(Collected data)
▶
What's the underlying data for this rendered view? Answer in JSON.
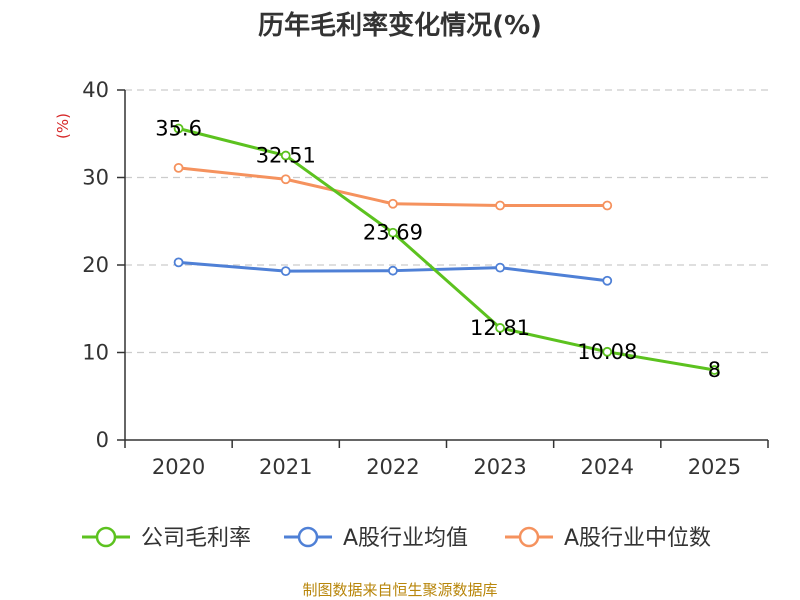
{
  "chart_data": {
    "type": "line",
    "title": "历年毛利率变化情况(%)",
    "ylabel": "(%)",
    "xlabel": "",
    "categories": [
      "2020",
      "2021",
      "2022",
      "2023",
      "2024",
      "2025"
    ],
    "ylim": [
      0,
      40
    ],
    "yticks": [
      0,
      10,
      20,
      30,
      40
    ],
    "grid": "horizontal dashed",
    "legend_position": "bottom",
    "series": [
      {
        "name": "公司毛利率",
        "color": "#5cc21f",
        "values": [
          35.6,
          32.51,
          23.69,
          12.81,
          10.08,
          8
        ],
        "labels": [
          "35.6",
          "32.51",
          "23.69",
          "12.81",
          "10.08",
          "8"
        ]
      },
      {
        "name": "A股行业均值",
        "color": "#4f80d6",
        "values": [
          20.3,
          19.3,
          19.35,
          19.7,
          18.2,
          null
        ]
      },
      {
        "name": "A股行业中位数",
        "color": "#f5925e",
        "values": [
          31.1,
          29.8,
          27.0,
          26.8,
          26.8,
          null
        ]
      }
    ],
    "source": "制图数据来自恒生聚源数据库"
  },
  "colors": {
    "axis": "#333333",
    "grid": "#cccccc",
    "ylabel": "#d62728",
    "source": "#b8860b"
  }
}
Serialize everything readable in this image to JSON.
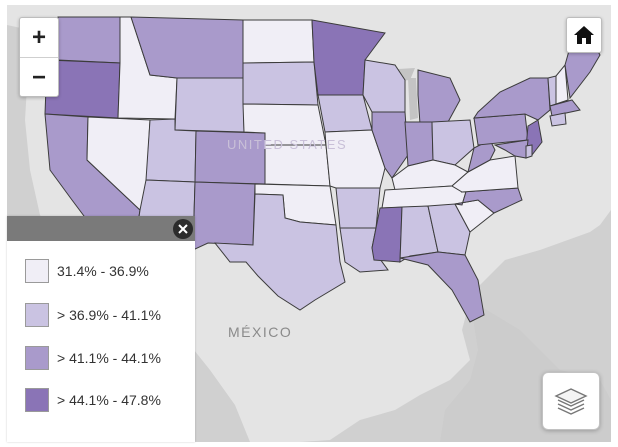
{
  "labels": {
    "usa": "UNITED STATES",
    "mexico": "MÉXICO"
  },
  "controls": {
    "zoom_in": "+",
    "zoom_out": "−"
  },
  "legend": {
    "items": [
      {
        "label": "31.4% - 36.9%",
        "color": "#f0eef6"
      },
      {
        "label": "> 36.9% - 41.1%",
        "color": "#cac3e2"
      },
      {
        "label": "> 41.1% - 44.1%",
        "color": "#a99acb"
      },
      {
        "label": "> 44.1% - 47.8%",
        "color": "#8a74b6"
      }
    ]
  },
  "colors": {
    "background": "#d7d7d7",
    "ocean": "#c9c9c9",
    "land": "#e6e6e6",
    "c1": "#f0eef6",
    "c2": "#cac3e2",
    "c3": "#a99acb",
    "c4": "#8a74b6"
  },
  "states": [
    {
      "name": "WA",
      "class": 3
    },
    {
      "name": "OR",
      "class": 4
    },
    {
      "name": "CA",
      "class": 3
    },
    {
      "name": "NV",
      "class": 1
    },
    {
      "name": "ID",
      "class": 1
    },
    {
      "name": "MT",
      "class": 3
    },
    {
      "name": "WY",
      "class": 2
    },
    {
      "name": "UT",
      "class": 2
    },
    {
      "name": "AZ",
      "class": 2
    },
    {
      "name": "CO",
      "class": 3
    },
    {
      "name": "NM",
      "class": 3
    },
    {
      "name": "ND",
      "class": 1
    },
    {
      "name": "SD",
      "class": 2
    },
    {
      "name": "NE",
      "class": 1
    },
    {
      "name": "KS",
      "class": 1
    },
    {
      "name": "OK",
      "class": 1
    },
    {
      "name": "TX",
      "class": 2
    },
    {
      "name": "MN",
      "class": 4
    },
    {
      "name": "IA",
      "class": 2
    },
    {
      "name": "MO",
      "class": 1
    },
    {
      "name": "AR",
      "class": 2
    },
    {
      "name": "LA",
      "class": 2
    },
    {
      "name": "WI",
      "class": 2
    },
    {
      "name": "IL",
      "class": 3
    },
    {
      "name": "MI",
      "class": 3
    },
    {
      "name": "IN",
      "class": 3
    },
    {
      "name": "OH",
      "class": 2
    },
    {
      "name": "KY",
      "class": 1
    },
    {
      "name": "TN",
      "class": 1
    },
    {
      "name": "MS",
      "class": 4
    },
    {
      "name": "AL",
      "class": 2
    },
    {
      "name": "GA",
      "class": 2
    },
    {
      "name": "FL",
      "class": 3
    },
    {
      "name": "SC",
      "class": 1
    },
    {
      "name": "NC",
      "class": 3
    },
    {
      "name": "VA",
      "class": 1
    },
    {
      "name": "WV",
      "class": 3
    },
    {
      "name": "PA",
      "class": 3
    },
    {
      "name": "NY",
      "class": 3
    },
    {
      "name": "VT",
      "class": 2
    },
    {
      "name": "NH",
      "class": 1
    },
    {
      "name": "ME",
      "class": 3
    },
    {
      "name": "MA",
      "class": 3
    },
    {
      "name": "CT",
      "class": 2
    },
    {
      "name": "NJ",
      "class": 4
    },
    {
      "name": "MD",
      "class": 3
    },
    {
      "name": "DE",
      "class": 2
    }
  ]
}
◀
EXERCISE PROMPT. Return each line exactly as written. Any picture gets left out.

WRITTEN RESPONSE.
What's the underlying data for this rendered view? Answer in JSON.
{
  "chart_data": {
    "type": "line",
    "title": "历年毛利率变化情况(%)",
    "ylabel": "(%)",
    "xlabel": "",
    "categories": [
      "2020",
      "2021",
      "2022",
      "2023",
      "2024",
      "2025"
    ],
    "ylim": [
      0,
      40
    ],
    "yticks": [
      0,
      10,
      20,
      30,
      40
    ],
    "grid": "horizontal dashed",
    "legend_position": "bottom",
    "series": [
      {
        "name": "公司毛利率",
        "color": "#5cc21f",
        "values": [
          35.6,
          32.51,
          23.69,
          12.81,
          10.08,
          8
        ],
        "labels": [
          "35.6",
          "32.51",
          "23.69",
          "12.81",
          "10.08",
          "8"
        ]
      },
      {
        "name": "A股行业均值",
        "color": "#4f80d6",
        "values": [
          20.3,
          19.3,
          19.35,
          19.7,
          18.2,
          null
        ]
      },
      {
        "name": "A股行业中位数",
        "color": "#f5925e",
        "values": [
          31.1,
          29.8,
          27.0,
          26.8,
          26.8,
          null
        ]
      }
    ],
    "source": "制图数据来自恒生聚源数据库"
  },
  "colors": {
    "axis": "#333333",
    "grid": "#cccccc",
    "ylabel": "#d62728",
    "source": "#b8860b"
  }
}
Serialize everything readable in this image to JSON.
{
  "labels": {
    "usa": "UNITED STATES",
    "mexico": "MÉXICO"
  },
  "controls": {
    "zoom_in": "+",
    "zoom_out": "−"
  },
  "legend": {
    "items": [
      {
        "label": "31.4% - 36.9%",
        "color": "#f0eef6"
      },
      {
        "label": "> 36.9% - 41.1%",
        "color": "#cac3e2"
      },
      {
        "label": "> 41.1% - 44.1%",
        "color": "#a99acb"
      },
      {
        "label": "> 44.1% - 47.8%",
        "color": "#8a74b6"
      }
    ]
  },
  "colors": {
    "background": "#d7d7d7",
    "ocean": "#c9c9c9",
    "land": "#e6e6e6",
    "c1": "#f0eef6",
    "c2": "#cac3e2",
    "c3": "#a99acb",
    "c4": "#8a74b6"
  },
  "states": [
    {
      "name": "WA",
      "class": 3
    },
    {
      "name": "OR",
      "class": 4
    },
    {
      "name": "CA",
      "class": 3
    },
    {
      "name": "NV",
      "class": 1
    },
    {
      "name": "ID",
      "class": 1
    },
    {
      "name": "MT",
      "class": 3
    },
    {
      "name": "WY",
      "class": 2
    },
    {
      "name": "UT",
      "class": 2
    },
    {
      "name": "AZ",
      "class": 2
    },
    {
      "name": "CO",
      "class": 3
    },
    {
      "name": "NM",
      "class": 3
    },
    {
      "name": "ND",
      "class": 1
    },
    {
      "name": "SD",
      "class": 2
    },
    {
      "name": "NE",
      "class": 1
    },
    {
      "name": "KS",
      "class": 1
    },
    {
      "name": "OK",
      "class": 1
    },
    {
      "name": "TX",
      "class": 2
    },
    {
      "name": "MN",
      "class": 4
    },
    {
      "name": "IA",
      "class": 2
    },
    {
      "name": "MO",
      "class": 1
    },
    {
      "name": "AR",
      "class": 2
    },
    {
      "name": "LA",
      "class": 2
    },
    {
      "name": "WI",
      "class": 2
    },
    {
      "name": "IL",
      "class": 3
    },
    {
      "name": "MI",
      "class": 3
    },
    {
      "name": "IN",
      "class": 3
    },
    {
      "name": "OH",
      "class": 2
    },
    {
      "name": "KY",
      "class": 1
    },
    {
      "name": "TN",
      "class": 1
    },
    {
      "name": "MS",
      "class": 4
    },
    {
      "name": "AL",
      "class": 2
    },
    {
      "name": "GA",
      "class": 2
    },
    {
      "name": "FL",
      "class": 3
    },
    {
      "name": "SC",
      "class": 1
    },
    {
      "name": "NC",
      "class": 3
    },
    {
      "name": "VA",
      "class": 1
    },
    {
      "name": "WV",
      "class": 3
    },
    {
      "name": "PA",
      "class": 3
    },
    {
      "name": "NY",
      "class": 3
    },
    {
      "name": "VT",
      "class": 2
    },
    {
      "name": "NH",
      "class": 1
    },
    {
      "name": "ME",
      "class": 3
    },
    {
      "name": "MA",
      "class": 3
    },
    {
      "name": "CT",
      "class": 2
    },
    {
      "name": "NJ",
      "class": 4
    },
    {
      "name": "MD",
      "class": 3
    },
    {
      "name": "DE",
      "class": 2
    }
  ]
}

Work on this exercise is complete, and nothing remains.